Task description> Leave out the pictures and repeat every record exactly.

(Recorded data)
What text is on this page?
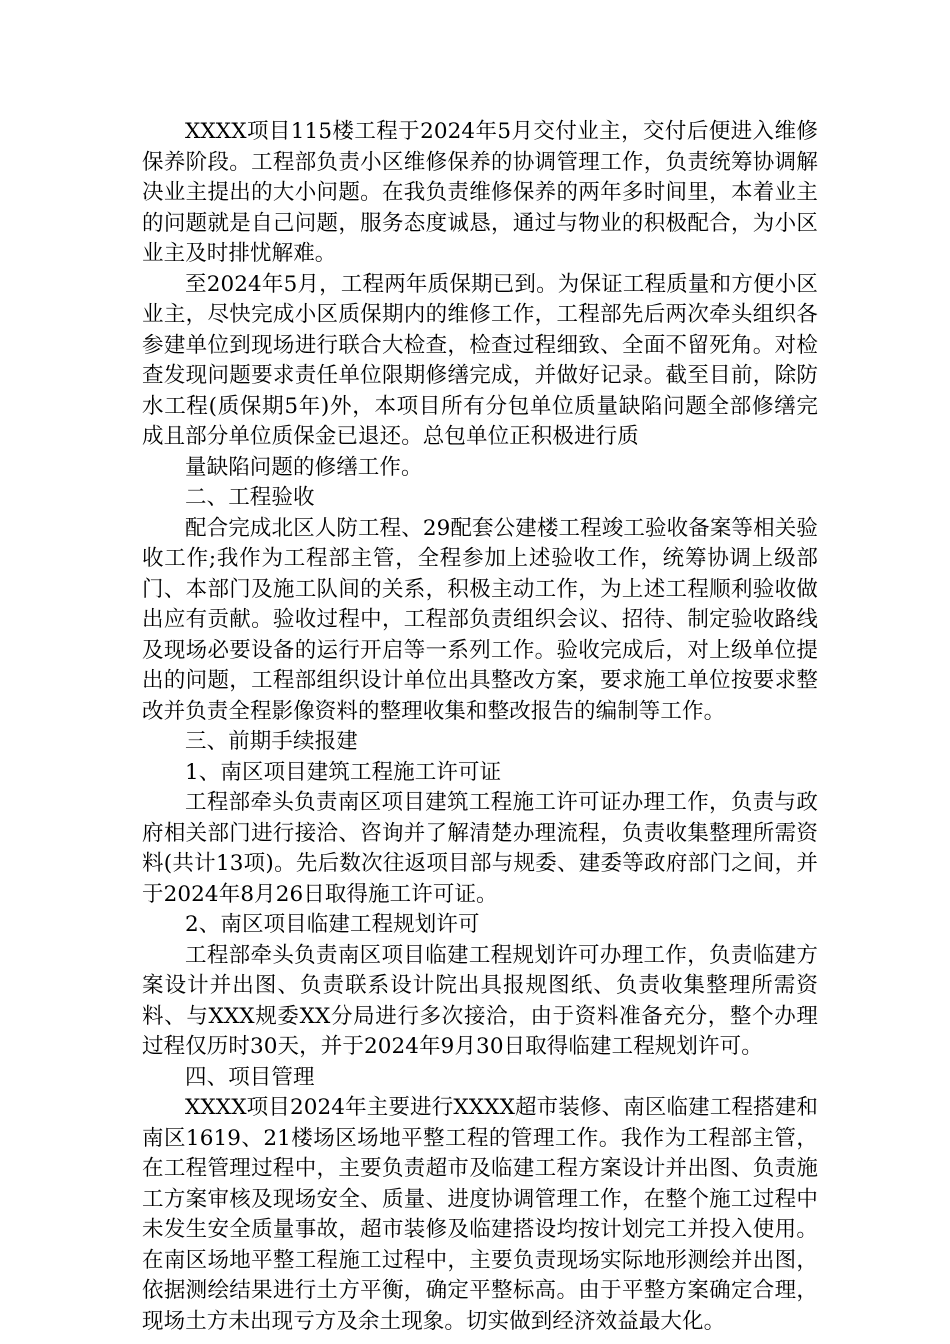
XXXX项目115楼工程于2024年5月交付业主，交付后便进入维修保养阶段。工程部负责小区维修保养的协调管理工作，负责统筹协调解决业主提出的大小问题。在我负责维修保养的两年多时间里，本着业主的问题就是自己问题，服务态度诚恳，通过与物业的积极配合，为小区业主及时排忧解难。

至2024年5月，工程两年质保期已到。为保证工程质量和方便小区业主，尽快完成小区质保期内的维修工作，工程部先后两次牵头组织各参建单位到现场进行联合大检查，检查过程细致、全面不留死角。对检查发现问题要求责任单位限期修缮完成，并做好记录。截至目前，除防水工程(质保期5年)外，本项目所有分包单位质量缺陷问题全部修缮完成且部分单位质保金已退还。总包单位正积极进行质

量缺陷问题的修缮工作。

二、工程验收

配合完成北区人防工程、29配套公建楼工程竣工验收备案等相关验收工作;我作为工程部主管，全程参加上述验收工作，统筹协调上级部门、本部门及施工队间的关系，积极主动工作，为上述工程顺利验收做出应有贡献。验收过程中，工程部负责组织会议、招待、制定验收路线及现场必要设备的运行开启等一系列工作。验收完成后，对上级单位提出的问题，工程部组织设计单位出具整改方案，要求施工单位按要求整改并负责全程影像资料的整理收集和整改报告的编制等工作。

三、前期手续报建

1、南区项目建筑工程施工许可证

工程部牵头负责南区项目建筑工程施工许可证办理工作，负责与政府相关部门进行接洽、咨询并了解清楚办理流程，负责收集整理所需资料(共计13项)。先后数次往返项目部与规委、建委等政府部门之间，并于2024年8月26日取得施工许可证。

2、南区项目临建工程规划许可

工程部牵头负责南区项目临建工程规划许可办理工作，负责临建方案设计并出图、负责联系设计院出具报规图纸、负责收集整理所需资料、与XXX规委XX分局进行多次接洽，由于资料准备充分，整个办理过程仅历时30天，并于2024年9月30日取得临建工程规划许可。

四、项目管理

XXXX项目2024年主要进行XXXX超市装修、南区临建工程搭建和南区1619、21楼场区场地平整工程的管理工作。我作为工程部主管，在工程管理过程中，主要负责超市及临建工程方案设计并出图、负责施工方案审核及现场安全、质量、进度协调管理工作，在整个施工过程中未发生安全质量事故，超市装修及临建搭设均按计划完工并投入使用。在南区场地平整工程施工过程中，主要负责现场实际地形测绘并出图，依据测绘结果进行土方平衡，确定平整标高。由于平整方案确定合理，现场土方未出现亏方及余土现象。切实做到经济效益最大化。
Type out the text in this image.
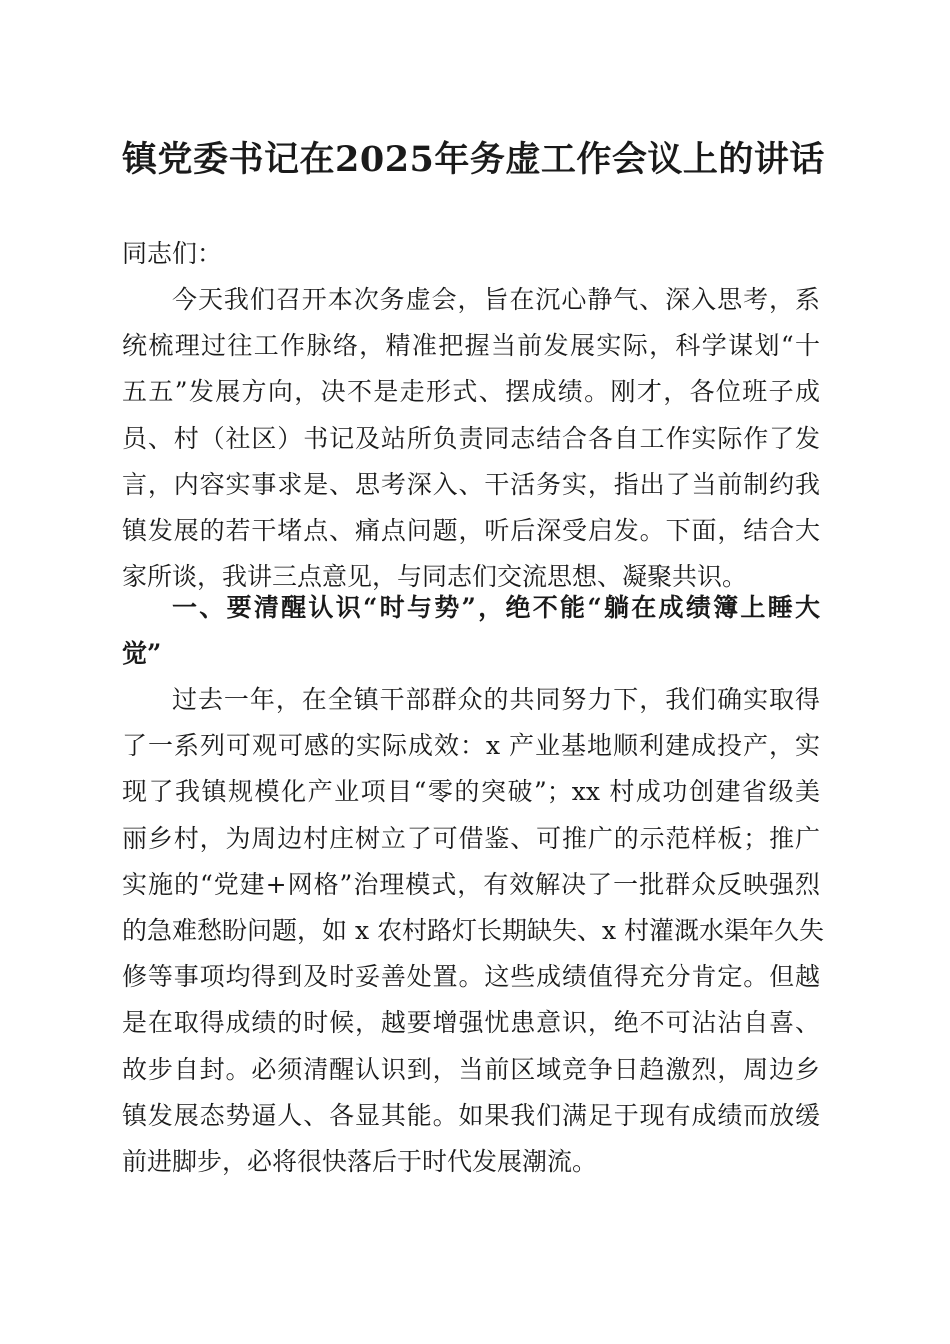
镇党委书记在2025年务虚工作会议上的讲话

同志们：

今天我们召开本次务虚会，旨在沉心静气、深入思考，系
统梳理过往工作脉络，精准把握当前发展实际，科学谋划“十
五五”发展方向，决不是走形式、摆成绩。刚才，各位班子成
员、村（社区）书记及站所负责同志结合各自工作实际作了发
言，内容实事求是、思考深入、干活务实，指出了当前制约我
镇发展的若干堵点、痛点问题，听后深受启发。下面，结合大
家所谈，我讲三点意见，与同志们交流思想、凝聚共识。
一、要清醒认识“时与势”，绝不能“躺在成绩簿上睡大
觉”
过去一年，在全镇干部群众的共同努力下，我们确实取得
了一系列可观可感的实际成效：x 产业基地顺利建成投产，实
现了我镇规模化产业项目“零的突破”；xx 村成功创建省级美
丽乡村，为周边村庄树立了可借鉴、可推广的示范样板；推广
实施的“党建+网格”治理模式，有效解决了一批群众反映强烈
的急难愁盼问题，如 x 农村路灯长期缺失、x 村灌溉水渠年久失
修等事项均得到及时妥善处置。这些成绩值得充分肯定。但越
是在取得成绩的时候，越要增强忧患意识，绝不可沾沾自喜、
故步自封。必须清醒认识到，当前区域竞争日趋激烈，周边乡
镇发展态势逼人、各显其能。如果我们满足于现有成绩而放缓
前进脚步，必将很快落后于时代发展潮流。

Answer below>
What text is on this page?
XXXX项目115楼工程于2024年5月交付业主，交付后便进入维修保养阶段。工程部负责小区维修保养的协调管理工作，负责统筹协调解决业主提出的大小问题。在我负责维修保养的两年多时间里，本着业主的问题就是自己问题，服务态度诚恳，通过与物业的积极配合，为小区业主及时排忧解难。

至2024年5月，工程两年质保期已到。为保证工程质量和方便小区业主，尽快完成小区质保期内的维修工作，工程部先后两次牵头组织各参建单位到现场进行联合大检查，检查过程细致、全面不留死角。对检查发现问题要求责任单位限期修缮完成，并做好记录。截至目前，除防水工程(质保期5年)外，本项目所有分包单位质量缺陷问题全部修缮完成且部分单位质保金已退还。总包单位正积极进行质

量缺陷问题的修缮工作。

二、工程验收

配合完成北区人防工程、29配套公建楼工程竣工验收备案等相关验收工作;我作为工程部主管，全程参加上述验收工作，统筹协调上级部门、本部门及施工队间的关系，积极主动工作，为上述工程顺利验收做出应有贡献。验收过程中，工程部负责组织会议、招待、制定验收路线及现场必要设备的运行开启等一系列工作。验收完成后，对上级单位提出的问题，工程部组织设计单位出具整改方案，要求施工单位按要求整改并负责全程影像资料的整理收集和整改报告的编制等工作。

三、前期手续报建

1、南区项目建筑工程施工许可证

工程部牵头负责南区项目建筑工程施工许可证办理工作，负责与政府相关部门进行接洽、咨询并了解清楚办理流程，负责收集整理所需资料(共计13项)。先后数次往返项目部与规委、建委等政府部门之间，并于2024年8月26日取得施工许可证。

2、南区项目临建工程规划许可

工程部牵头负责南区项目临建工程规划许可办理工作，负责临建方案设计并出图、负责联系设计院出具报规图纸、负责收集整理所需资料、与XXX规委XX分局进行多次接洽，由于资料准备充分，整个办理过程仅历时30天，并于2024年9月30日取得临建工程规划许可。

四、项目管理

XXXX项目2024年主要进行XXXX超市装修、南区临建工程搭建和南区1619、21楼场区场地平整工程的管理工作。我作为工程部主管，在工程管理过程中，主要负责超市及临建工程方案设计并出图、负责施工方案审核及现场安全、质量、进度协调管理工作，在整个施工过程中未发生安全质量事故，超市装修及临建搭设均按计划完工并投入使用。在南区场地平整工程施工过程中，主要负责现场实际地形测绘并出图，依据测绘结果进行土方平衡，确定平整标高。由于平整方案确定合理，现场土方未出现亏方及余土现象。切实做到经济效益最大化。
Type out the text in this image.
镇党委书记在2025年务虚工作会议上的讲话

同志们：

今天我们召开本次务虚会，旨在沉心静气、深入思考，系
统梳理过往工作脉络，精准把握当前发展实际，科学谋划“十
五五”发展方向，决不是走形式、摆成绩。刚才，各位班子成
员、村（社区）书记及站所负责同志结合各自工作实际作了发
言，内容实事求是、思考深入、干活务实，指出了当前制约我
镇发展的若干堵点、痛点问题，听后深受启发。下面，结合大
家所谈，我讲三点意见，与同志们交流思想、凝聚共识。
一、要清醒认识“时与势”，绝不能“躺在成绩簿上睡大
觉”
过去一年，在全镇干部群众的共同努力下，我们确实取得
了一系列可观可感的实际成效：x 产业基地顺利建成投产，实
现了我镇规模化产业项目“零的突破”；xx 村成功创建省级美
丽乡村，为周边村庄树立了可借鉴、可推广的示范样板；推广
实施的“党建+网格”治理模式，有效解决了一批群众反映强烈
的急难愁盼问题，如 x 农村路灯长期缺失、x 村灌溉水渠年久失
修等事项均得到及时妥善处置。这些成绩值得充分肯定。但越
是在取得成绩的时候，越要增强忧患意识，绝不可沾沾自喜、
故步自封。必须清醒认识到，当前区域竞争日趋激烈，周边乡
镇发展态势逼人、各显其能。如果我们满足于现有成绩而放缓
前进脚步，必将很快落后于时代发展潮流。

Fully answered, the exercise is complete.